### Task prompt:
Copy the lines of the entries word for word, starting from the first line and continuing up to and including the line with "x-tick-label: 0,515: [504, 624, 517, 652]".

### Records from a dataset:
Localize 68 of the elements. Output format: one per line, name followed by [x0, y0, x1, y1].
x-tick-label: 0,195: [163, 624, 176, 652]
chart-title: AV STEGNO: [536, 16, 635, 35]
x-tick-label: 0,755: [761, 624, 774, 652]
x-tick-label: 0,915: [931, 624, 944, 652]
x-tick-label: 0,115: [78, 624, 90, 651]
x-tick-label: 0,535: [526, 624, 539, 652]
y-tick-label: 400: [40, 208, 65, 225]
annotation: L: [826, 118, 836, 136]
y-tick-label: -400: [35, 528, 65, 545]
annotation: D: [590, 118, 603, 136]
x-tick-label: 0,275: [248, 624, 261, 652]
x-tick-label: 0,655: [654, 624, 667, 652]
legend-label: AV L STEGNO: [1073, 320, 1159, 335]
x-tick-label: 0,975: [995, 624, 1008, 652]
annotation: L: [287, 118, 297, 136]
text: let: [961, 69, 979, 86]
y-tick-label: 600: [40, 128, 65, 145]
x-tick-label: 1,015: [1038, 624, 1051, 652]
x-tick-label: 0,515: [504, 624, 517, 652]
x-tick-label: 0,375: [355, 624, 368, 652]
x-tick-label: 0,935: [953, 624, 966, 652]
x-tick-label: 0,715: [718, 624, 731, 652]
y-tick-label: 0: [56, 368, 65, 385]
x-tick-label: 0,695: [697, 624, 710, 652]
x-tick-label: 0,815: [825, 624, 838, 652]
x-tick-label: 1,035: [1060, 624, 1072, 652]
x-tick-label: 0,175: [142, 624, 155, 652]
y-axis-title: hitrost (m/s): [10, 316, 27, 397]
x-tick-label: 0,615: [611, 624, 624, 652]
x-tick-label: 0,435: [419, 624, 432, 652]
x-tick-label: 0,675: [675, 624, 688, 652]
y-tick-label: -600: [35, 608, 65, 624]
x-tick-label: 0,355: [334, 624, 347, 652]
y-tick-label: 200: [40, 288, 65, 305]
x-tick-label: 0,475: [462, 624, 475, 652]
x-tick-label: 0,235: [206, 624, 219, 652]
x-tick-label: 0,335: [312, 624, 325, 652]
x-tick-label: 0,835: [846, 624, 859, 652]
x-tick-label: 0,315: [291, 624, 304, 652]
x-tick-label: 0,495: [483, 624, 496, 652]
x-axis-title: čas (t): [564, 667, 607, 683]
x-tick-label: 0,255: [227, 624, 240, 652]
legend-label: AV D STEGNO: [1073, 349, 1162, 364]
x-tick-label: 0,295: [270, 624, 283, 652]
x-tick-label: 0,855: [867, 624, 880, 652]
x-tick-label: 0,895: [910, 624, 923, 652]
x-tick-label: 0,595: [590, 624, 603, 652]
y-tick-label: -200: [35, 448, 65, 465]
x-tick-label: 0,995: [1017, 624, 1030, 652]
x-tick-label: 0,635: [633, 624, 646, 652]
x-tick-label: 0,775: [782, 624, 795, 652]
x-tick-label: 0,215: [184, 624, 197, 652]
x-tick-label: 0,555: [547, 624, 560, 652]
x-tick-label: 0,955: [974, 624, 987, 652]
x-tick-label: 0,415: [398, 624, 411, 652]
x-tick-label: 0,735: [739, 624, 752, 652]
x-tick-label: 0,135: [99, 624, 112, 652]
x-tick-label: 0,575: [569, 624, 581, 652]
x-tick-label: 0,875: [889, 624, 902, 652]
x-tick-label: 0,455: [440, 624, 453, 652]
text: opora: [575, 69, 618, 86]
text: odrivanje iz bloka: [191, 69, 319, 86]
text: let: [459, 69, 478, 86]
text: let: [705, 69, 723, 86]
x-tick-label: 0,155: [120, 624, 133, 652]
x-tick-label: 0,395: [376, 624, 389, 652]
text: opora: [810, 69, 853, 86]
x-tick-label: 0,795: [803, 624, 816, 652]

### The completed task:
Localize 68 of the elements. Output format: one per line, name followed by [x0, y0, x1, y1].
x-tick-label: 0,195: [163, 624, 176, 652]
chart-title: AV STEGNO: [536, 16, 635, 35]
x-tick-label: 0,755: [761, 624, 774, 652]
x-tick-label: 0,915: [931, 624, 944, 652]
x-tick-label: 0,115: [78, 624, 90, 651]
x-tick-label: 0,535: [526, 624, 539, 652]
y-tick-label: 400: [40, 208, 65, 225]
annotation: L: [826, 118, 836, 136]
y-tick-label: -400: [35, 528, 65, 545]
annotation: D: [590, 118, 603, 136]
x-tick-label: 0,275: [248, 624, 261, 652]
x-tick-label: 0,655: [654, 624, 667, 652]
legend-label: AV L STEGNO: [1073, 320, 1159, 335]
x-tick-label: 0,975: [995, 624, 1008, 652]
annotation: L: [287, 118, 297, 136]
text: let: [961, 69, 979, 86]
y-tick-label: 600: [40, 128, 65, 145]
x-tick-label: 1,015: [1038, 624, 1051, 652]
x-tick-label: 0,515: [504, 624, 517, 652]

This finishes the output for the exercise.